**Task to complete:**
Going through the entries below, copy out each line that contains "Lactation".

(Records from a data collection)
──────────────────────────────

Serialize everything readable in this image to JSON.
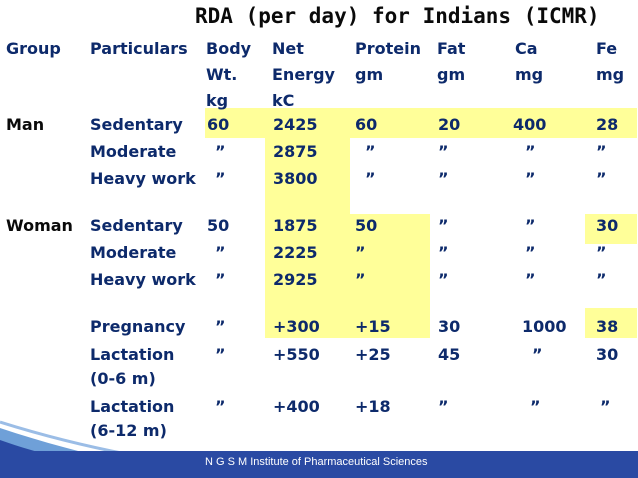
{
  "title": "RDA (per day) for Indians (ICMR)",
  "headers": {
    "group": [
      "Group"
    ],
    "particulars": [
      "Particulars"
    ],
    "body_wt": [
      "Body",
      "Wt.",
      "kg"
    ],
    "net_energy": [
      "Net",
      "Energy",
      "kC"
    ],
    "protein": [
      "Protein",
      "gm"
    ],
    "fat": [
      "Fat",
      "gm"
    ],
    "ca": [
      "Ca",
      "mg"
    ],
    "fe": [
      "Fe",
      "mg"
    ]
  },
  "rows": [
    {
      "group": "Man",
      "particulars": "Sedentary",
      "body_wt": "60",
      "energy": "2425",
      "protein": "60",
      "fat": "20",
      "ca": "400",
      "fe": "28"
    },
    {
      "group": "",
      "particulars": "Moderate",
      "body_wt": "”",
      "energy": "2875",
      "protein": "”",
      "fat": "”",
      "ca": "”",
      "fe": "”"
    },
    {
      "group": "",
      "particulars": "Heavy work",
      "body_wt": "”",
      "energy": "3800",
      "protein": "”",
      "fat": "”",
      "ca": "”",
      "fe": "”"
    },
    {
      "group": "Woman",
      "particulars": "Sedentary",
      "body_wt": "50",
      "energy": "1875",
      "protein": "50",
      "fat": "”",
      "ca": "”",
      "fe": "30"
    },
    {
      "group": "",
      "particulars": "Moderate",
      "body_wt": "”",
      "energy": "2225",
      "protein": "”",
      "fat": "”",
      "ca": "”",
      "fe": "”"
    },
    {
      "group": "",
      "particulars": "Heavy work",
      "body_wt": "”",
      "energy": "2925",
      "protein": "”",
      "fat": "”",
      "ca": "”",
      "fe": "”"
    },
    {
      "group": "",
      "particulars": "Pregnancy",
      "body_wt": "”",
      "energy": "+300",
      "protein": "+15",
      "fat": "30",
      "ca": "1000",
      "fe": "38"
    },
    {
      "group": "",
      "particulars": "Lactation (0-6 m)",
      "body_wt": "”",
      "energy": "+550",
      "protein": "+25",
      "fat": "45",
      "ca": "”",
      "fe": "30"
    },
    {
      "group": "",
      "particulars": "Lactation (6-12 m)",
      "body_wt": "”",
      "energy": "+400",
      "protein": "+18",
      "fat": "”",
      "ca": "”",
      "fe": "”"
    }
  ],
  "footer": "N G S M Institute of Pharmaceutical Sciences",
  "colors": {
    "highlight": "#ffff99",
    "text_blue": "#0d2a6b",
    "footer_bar": "#2a4aa3"
  }
}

──────────────────────────────

**Response below:**
      "particulars": "Lactation (0-6 m)",
      "particulars": "Lactation (6-12 m)",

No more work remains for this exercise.